AIM — Read through the entries below and return each line with the word "trachomatis".

DATA ROWS —
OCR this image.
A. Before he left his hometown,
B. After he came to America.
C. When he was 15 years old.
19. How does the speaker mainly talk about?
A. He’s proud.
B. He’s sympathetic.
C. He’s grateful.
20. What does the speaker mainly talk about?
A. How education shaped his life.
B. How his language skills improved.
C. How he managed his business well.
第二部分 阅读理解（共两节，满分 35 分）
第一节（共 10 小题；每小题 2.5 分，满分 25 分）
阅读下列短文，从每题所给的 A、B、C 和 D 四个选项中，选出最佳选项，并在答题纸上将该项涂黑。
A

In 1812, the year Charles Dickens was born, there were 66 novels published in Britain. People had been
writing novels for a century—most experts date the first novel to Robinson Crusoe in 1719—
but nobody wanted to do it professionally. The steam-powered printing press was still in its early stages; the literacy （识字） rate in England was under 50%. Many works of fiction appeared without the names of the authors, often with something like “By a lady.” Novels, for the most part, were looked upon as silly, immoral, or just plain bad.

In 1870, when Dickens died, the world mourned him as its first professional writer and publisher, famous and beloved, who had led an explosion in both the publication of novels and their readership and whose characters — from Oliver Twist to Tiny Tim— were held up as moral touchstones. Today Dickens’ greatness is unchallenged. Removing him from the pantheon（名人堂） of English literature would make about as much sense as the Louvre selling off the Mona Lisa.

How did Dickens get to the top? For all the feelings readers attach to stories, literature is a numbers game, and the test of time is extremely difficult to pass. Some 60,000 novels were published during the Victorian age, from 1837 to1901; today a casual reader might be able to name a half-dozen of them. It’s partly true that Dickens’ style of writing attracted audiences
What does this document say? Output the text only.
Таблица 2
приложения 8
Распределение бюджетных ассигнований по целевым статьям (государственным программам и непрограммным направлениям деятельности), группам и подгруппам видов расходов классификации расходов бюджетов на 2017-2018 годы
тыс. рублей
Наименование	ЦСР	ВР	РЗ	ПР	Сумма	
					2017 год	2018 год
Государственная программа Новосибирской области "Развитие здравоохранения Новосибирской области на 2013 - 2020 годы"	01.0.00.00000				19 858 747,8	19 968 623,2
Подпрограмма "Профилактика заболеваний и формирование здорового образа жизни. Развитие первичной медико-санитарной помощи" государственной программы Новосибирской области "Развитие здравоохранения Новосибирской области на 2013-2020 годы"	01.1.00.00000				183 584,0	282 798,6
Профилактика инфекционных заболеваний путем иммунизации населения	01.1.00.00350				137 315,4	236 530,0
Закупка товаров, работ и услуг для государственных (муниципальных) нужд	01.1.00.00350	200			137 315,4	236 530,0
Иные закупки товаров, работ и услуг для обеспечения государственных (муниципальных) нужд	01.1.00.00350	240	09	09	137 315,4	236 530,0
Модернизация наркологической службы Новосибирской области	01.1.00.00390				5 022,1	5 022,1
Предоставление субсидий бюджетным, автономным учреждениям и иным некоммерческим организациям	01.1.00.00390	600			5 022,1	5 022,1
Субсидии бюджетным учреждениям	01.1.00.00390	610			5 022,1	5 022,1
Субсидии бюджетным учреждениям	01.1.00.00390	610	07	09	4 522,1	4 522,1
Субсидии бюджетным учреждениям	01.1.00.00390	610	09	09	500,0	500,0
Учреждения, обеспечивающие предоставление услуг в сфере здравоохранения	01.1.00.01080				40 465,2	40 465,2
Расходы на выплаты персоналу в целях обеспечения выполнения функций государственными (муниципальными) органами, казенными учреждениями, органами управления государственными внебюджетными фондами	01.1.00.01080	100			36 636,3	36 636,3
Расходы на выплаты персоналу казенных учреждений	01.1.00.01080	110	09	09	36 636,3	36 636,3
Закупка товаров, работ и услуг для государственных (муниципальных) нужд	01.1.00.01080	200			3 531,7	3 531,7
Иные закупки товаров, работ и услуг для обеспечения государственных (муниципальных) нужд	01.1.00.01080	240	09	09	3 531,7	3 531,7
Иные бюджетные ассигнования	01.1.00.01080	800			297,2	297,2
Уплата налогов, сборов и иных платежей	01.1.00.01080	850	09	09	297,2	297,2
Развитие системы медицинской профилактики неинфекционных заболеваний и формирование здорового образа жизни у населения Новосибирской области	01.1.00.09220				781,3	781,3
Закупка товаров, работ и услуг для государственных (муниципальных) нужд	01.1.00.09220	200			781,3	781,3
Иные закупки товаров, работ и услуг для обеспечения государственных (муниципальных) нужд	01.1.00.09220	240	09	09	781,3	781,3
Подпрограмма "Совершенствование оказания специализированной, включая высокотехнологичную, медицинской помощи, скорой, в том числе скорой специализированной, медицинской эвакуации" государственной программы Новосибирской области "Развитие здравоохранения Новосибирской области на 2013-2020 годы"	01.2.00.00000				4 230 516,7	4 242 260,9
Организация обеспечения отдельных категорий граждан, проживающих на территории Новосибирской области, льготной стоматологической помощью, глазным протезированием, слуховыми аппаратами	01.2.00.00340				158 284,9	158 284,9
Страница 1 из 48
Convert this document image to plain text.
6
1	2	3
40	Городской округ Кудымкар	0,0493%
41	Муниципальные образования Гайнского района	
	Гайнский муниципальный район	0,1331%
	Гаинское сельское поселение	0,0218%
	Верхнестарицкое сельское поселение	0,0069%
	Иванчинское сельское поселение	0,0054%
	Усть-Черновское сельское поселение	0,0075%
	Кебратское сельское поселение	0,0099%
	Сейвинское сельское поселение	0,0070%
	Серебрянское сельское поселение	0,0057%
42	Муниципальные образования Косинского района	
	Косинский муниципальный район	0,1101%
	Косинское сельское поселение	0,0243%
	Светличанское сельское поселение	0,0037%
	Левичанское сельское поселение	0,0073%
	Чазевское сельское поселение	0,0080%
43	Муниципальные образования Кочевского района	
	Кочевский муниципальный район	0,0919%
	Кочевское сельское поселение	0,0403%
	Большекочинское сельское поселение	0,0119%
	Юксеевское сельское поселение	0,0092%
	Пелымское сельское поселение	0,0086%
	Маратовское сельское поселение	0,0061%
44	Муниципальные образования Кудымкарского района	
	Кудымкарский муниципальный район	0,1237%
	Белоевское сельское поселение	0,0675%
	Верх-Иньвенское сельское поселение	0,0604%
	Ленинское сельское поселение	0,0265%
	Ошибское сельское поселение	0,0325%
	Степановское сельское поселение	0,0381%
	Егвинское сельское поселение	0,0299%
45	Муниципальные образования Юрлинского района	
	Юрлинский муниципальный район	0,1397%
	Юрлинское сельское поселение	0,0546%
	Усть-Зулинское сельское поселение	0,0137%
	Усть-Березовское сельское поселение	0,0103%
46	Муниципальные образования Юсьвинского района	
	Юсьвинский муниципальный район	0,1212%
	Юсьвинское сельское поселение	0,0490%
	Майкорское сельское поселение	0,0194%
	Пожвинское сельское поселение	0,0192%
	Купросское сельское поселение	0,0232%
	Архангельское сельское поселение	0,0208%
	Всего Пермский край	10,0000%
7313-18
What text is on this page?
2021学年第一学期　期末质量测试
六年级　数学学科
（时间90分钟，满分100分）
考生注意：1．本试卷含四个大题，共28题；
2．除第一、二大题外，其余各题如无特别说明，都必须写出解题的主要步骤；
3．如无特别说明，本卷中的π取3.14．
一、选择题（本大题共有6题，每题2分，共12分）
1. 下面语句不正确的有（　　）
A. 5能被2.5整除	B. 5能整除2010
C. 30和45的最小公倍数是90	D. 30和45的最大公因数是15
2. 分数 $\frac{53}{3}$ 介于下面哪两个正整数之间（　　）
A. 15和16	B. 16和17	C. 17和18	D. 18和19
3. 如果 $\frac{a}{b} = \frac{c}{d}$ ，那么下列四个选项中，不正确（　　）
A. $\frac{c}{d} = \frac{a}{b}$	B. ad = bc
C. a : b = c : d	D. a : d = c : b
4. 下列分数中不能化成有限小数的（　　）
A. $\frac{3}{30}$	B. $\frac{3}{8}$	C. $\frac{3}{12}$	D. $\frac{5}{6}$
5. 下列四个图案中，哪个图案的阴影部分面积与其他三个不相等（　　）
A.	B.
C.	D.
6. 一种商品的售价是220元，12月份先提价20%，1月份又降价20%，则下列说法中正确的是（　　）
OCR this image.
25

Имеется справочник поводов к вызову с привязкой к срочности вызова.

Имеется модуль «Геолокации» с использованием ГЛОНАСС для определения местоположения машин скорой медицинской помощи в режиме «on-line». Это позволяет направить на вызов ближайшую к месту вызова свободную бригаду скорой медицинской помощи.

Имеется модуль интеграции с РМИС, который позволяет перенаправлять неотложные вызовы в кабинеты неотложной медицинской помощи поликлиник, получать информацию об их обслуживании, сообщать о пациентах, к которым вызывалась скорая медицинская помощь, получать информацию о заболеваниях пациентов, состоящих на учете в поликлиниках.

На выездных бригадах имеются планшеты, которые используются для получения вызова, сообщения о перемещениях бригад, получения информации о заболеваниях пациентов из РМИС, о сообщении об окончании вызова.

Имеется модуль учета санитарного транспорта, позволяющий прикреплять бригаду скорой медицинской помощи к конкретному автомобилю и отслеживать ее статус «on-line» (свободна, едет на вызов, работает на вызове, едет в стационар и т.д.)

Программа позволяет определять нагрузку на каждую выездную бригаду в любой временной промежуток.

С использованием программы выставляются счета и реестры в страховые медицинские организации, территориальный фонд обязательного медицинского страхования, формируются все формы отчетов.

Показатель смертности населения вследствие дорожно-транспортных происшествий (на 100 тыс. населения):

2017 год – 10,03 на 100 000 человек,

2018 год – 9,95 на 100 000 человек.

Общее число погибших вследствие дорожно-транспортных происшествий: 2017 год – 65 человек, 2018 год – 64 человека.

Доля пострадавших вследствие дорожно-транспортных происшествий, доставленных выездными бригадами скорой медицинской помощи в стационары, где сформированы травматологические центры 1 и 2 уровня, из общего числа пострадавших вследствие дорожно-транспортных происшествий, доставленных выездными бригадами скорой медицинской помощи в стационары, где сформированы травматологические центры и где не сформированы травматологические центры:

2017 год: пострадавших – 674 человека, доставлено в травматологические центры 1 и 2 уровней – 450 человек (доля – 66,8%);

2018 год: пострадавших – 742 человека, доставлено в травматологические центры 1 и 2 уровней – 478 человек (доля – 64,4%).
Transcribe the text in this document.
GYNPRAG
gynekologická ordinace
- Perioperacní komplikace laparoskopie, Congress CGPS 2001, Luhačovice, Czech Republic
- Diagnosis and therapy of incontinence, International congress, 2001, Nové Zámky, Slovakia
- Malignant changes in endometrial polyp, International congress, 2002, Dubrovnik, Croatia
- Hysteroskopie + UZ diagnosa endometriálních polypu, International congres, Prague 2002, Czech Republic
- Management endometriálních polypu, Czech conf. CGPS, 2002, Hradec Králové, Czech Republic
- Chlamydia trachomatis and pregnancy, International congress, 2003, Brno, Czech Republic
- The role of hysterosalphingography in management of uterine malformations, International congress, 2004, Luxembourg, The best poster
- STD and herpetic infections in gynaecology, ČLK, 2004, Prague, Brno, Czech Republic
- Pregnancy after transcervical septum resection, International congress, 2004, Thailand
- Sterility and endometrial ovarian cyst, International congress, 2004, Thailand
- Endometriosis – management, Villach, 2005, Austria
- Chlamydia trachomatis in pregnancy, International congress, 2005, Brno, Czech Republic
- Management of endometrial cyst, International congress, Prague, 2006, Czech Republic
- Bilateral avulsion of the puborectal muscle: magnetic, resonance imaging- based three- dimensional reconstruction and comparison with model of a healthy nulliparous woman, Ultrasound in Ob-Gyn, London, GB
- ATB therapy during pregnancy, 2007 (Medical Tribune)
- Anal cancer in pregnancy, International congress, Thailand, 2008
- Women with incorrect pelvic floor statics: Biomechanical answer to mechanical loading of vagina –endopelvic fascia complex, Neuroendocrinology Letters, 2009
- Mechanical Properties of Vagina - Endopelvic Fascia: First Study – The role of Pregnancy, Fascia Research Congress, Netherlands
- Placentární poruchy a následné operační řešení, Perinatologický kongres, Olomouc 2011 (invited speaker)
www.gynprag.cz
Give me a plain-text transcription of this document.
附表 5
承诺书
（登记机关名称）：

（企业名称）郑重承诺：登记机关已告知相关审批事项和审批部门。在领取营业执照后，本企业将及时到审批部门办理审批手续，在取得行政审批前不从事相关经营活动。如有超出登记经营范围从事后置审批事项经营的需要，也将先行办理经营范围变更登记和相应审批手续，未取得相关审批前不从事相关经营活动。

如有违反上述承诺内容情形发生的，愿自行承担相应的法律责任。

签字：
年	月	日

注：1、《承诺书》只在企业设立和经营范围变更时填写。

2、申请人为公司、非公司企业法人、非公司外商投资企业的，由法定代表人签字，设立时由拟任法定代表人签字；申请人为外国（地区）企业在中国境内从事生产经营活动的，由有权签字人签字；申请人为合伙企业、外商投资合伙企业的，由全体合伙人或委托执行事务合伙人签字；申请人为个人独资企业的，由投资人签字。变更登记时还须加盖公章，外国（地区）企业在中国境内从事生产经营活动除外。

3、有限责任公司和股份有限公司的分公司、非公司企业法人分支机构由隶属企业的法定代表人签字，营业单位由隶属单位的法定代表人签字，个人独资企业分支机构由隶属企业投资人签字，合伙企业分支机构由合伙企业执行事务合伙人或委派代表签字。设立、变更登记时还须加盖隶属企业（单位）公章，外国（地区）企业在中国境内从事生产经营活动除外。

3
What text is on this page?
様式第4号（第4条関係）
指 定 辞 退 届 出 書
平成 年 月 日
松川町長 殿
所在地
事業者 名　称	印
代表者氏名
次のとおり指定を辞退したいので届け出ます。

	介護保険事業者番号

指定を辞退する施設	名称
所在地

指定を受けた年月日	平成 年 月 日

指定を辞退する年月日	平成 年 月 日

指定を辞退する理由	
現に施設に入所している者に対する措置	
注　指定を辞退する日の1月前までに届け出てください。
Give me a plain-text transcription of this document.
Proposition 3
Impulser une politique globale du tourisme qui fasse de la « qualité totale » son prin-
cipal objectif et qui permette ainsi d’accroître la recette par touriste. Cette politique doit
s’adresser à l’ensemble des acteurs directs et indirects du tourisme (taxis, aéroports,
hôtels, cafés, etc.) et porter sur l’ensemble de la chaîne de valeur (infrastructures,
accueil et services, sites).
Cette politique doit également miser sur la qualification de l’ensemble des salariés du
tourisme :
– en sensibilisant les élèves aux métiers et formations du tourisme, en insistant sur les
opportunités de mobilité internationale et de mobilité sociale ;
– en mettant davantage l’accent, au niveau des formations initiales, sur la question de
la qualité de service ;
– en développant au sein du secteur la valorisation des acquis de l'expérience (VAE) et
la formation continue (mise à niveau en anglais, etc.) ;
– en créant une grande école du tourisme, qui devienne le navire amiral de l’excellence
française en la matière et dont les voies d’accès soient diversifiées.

SOLUTION —
- Chlamydia trachomatis and pregnancy, International congress, 2003, Brno, Czech Republic
- Chlamydia trachomatis in pregnancy, International congress, 2005, Brno, Czech Republic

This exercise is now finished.